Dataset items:

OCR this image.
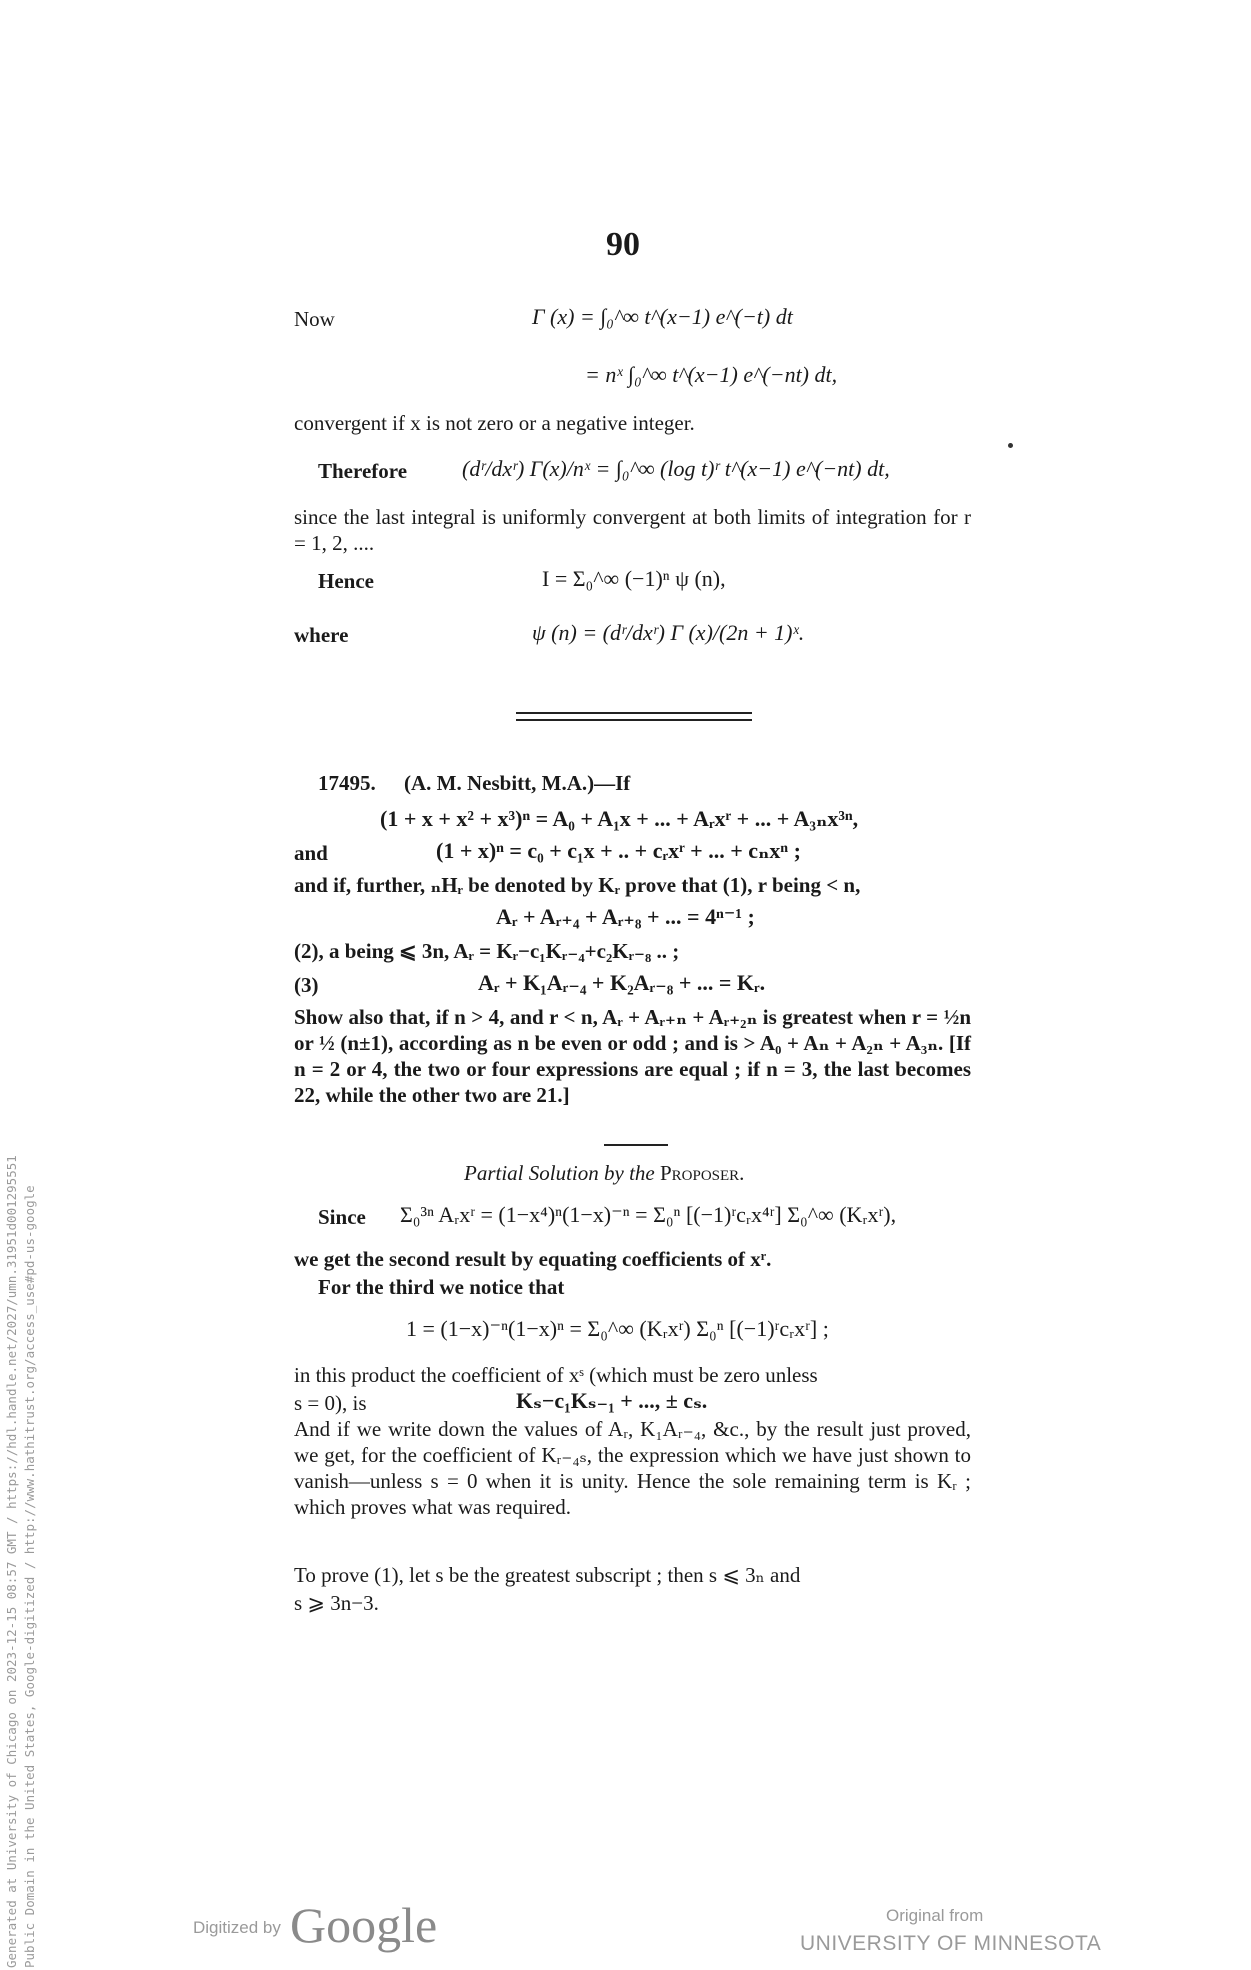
Generated at University of Chicago on 2023-12-15 08:57 GMT / https://hdl.handle.net/2027/umn.31951d001295551 Public Domain in the United States, Google-digitized / http://www.hathitrust.org/access_use#pd-us-google
90
Now	Γ (x) = ∫₀^∞ t^(x−1) e^(−t) dt
= nˣ ∫₀^∞ t^(x−1) e^(−nt) dt,
convergent if x is not zero or a negative integer.
Therefore (dʳ/dxʳ) Γ(x)/nˣ = ∫₀^∞ (log t)ʳ t^(x−1) e^(−nt) dt,
since the last integral is uniformly convergent at both limits of integration for r = 1, 2, ....
Hence	I = Σ₀^∞ (−1)ⁿ ψ (n),
where	ψ (n) = (dʳ/dxʳ) Γ (x)/(2n + 1)ˣ.
17495. (A. M. Nesbitt, M.A.)—If
(1 + x + x² + x³)ⁿ = A₀ + A₁x + ... + Aᵣxʳ + ... + A₃ₙx³ⁿ,
and	(1 + x)ⁿ = c₀ + c₁x + .. + cᵣxʳ + ... + cₙxⁿ ;
and if, further, ₙHᵣ be denoted by Kᵣ prove that (1), r being < n,
Aᵣ + Aᵣ₊₄ + Aᵣ₊₈ + ... = 4ⁿ⁻¹ ;
(2), a being ⩽ 3n, Aᵣ = Kᵣ−c₁Kᵣ₋₄+c₂Kᵣ₋₈ .. ;
(3)	Aᵣ + K₁Aᵣ₋₄ + K₂Aᵣ₋₈ + ... = Kᵣ.
Show also that, if n > 4, and r < n, Aᵣ + Aᵣ₊ₙ + Aᵣ₊₂ₙ is greatest when r = ½n or ½ (n±1), according as n be even or odd ; and is > A₀ + Aₙ + A₂ₙ + A₃ₙ. [If n = 2 or 4, the two or four expressions are equal ; if n = 3, the last becomes 22, while the other two are 21.]
Partial Solution by the Proposer.
Since Σ₀³ⁿ Aᵣxʳ = (1−x⁴)ⁿ(1−x)⁻ⁿ = Σ₀ⁿ [(−1)ʳcᵣx⁴ʳ] Σ₀^∞ (Kᵣxʳ),
we get the second result by equating coefficients of xʳ.
For the third we notice that
1 = (1−x)⁻ⁿ(1−x)ⁿ = Σ₀^∞ (Kᵣxʳ) Σ₀ⁿ [(−1)ʳcᵣxʳ] ;
in this product the coefficient of xˢ (which must be zero unless
s = 0), is	Kₛ−c₁Kₛ₋₁ + ..., ± cₛ.
And if we write down the values of Aᵣ, K₁Aᵣ₋₄, &c., by the result just proved, we get, for the coefficient of Kᵣ₋₄ₛ, the expression which we have just shown to vanish—unless s = 0 when it is unity. Hence the sole remaining term is Kᵣ ; which proves what was required.
To prove (1), let s be the greatest subscript ; then s ⩽ 3ₙ and
s ⩾ 3n−3.
Digitized by Google	Original from
UNIVERSITY OF MINNESOTA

Problem to solve -> Repeat all of the entries word for word, but omit the pictures.

Solution below ->
OCR this image.
Generated at University of Chicago on 2023-12-15 08:57 GMT / https://hdl.handle.net/2027/umn.31951d001295551 Public Domain in the United States, Google-digitized / http://www.hathitrust.org/access_use#pd-us-google
90
Now	Γ (x) = ∫₀^∞ t^(x−1) e^(−t) dt
= nˣ ∫₀^∞ t^(x−1) e^(−nt) dt,
convergent if x is not zero or a negative integer.
Therefore (dʳ/dxʳ) Γ(x)/nˣ = ∫₀^∞ (log t)ʳ t^(x−1) e^(−nt) dt,
since the last integral is uniformly convergent at both limits of integration for r = 1, 2, ....
Hence	I = Σ₀^∞ (−1)ⁿ ψ (n),
where	ψ (n) = (dʳ/dxʳ) Γ (x)/(2n + 1)ˣ.
17495. (A. M. Nesbitt, M.A.)—If
(1 + x + x² + x³)ⁿ = A₀ + A₁x + ... + Aᵣxʳ + ... + A₃ₙx³ⁿ,
and	(1 + x)ⁿ = c₀ + c₁x + .. + cᵣxʳ + ... + cₙxⁿ ;
and if, further, ₙHᵣ be denoted by Kᵣ prove that (1), r being < n,
Aᵣ + Aᵣ₊₄ + Aᵣ₊₈ + ... = 4ⁿ⁻¹ ;
(2), a being ⩽ 3n, Aᵣ = Kᵣ−c₁Kᵣ₋₄+c₂Kᵣ₋₈ .. ;
(3)	Aᵣ + K₁Aᵣ₋₄ + K₂Aᵣ₋₈ + ... = Kᵣ.
Show also that, if n > 4, and r < n, Aᵣ + Aᵣ₊ₙ + Aᵣ₊₂ₙ is greatest when r = ½n or ½ (n±1), according as n be even or odd ; and is > A₀ + Aₙ + A₂ₙ + A₃ₙ. [If n = 2 or 4, the two or four expressions are equal ; if n = 3, the last becomes 22, while the other two are 21.]
Partial Solution by the Proposer.
Since Σ₀³ⁿ Aᵣxʳ = (1−x⁴)ⁿ(1−x)⁻ⁿ = Σ₀ⁿ [(−1)ʳcᵣx⁴ʳ] Σ₀^∞ (Kᵣxʳ),
we get the second result by equating coefficients of xʳ.
For the third we notice that
1 = (1−x)⁻ⁿ(1−x)ⁿ = Σ₀^∞ (Kᵣxʳ) Σ₀ⁿ [(−1)ʳcᵣxʳ] ;
in this product the coefficient of xˢ (which must be zero unless
s = 0), is	Kₛ−c₁Kₛ₋₁ + ..., ± cₛ.
And if we write down the values of Aᵣ, K₁Aᵣ₋₄, &c., by the result just proved, we get, for the coefficient of Kᵣ₋₄ₛ, the expression which we have just shown to vanish—unless s = 0 when it is unity. Hence the sole remaining term is Kᵣ ; which proves what was required.
To prove (1), let s be the greatest subscript ; then s ⩽ 3ₙ and
s ⩾ 3n−3.
Digitized by Google	Original from
UNIVERSITY OF MINNESOTA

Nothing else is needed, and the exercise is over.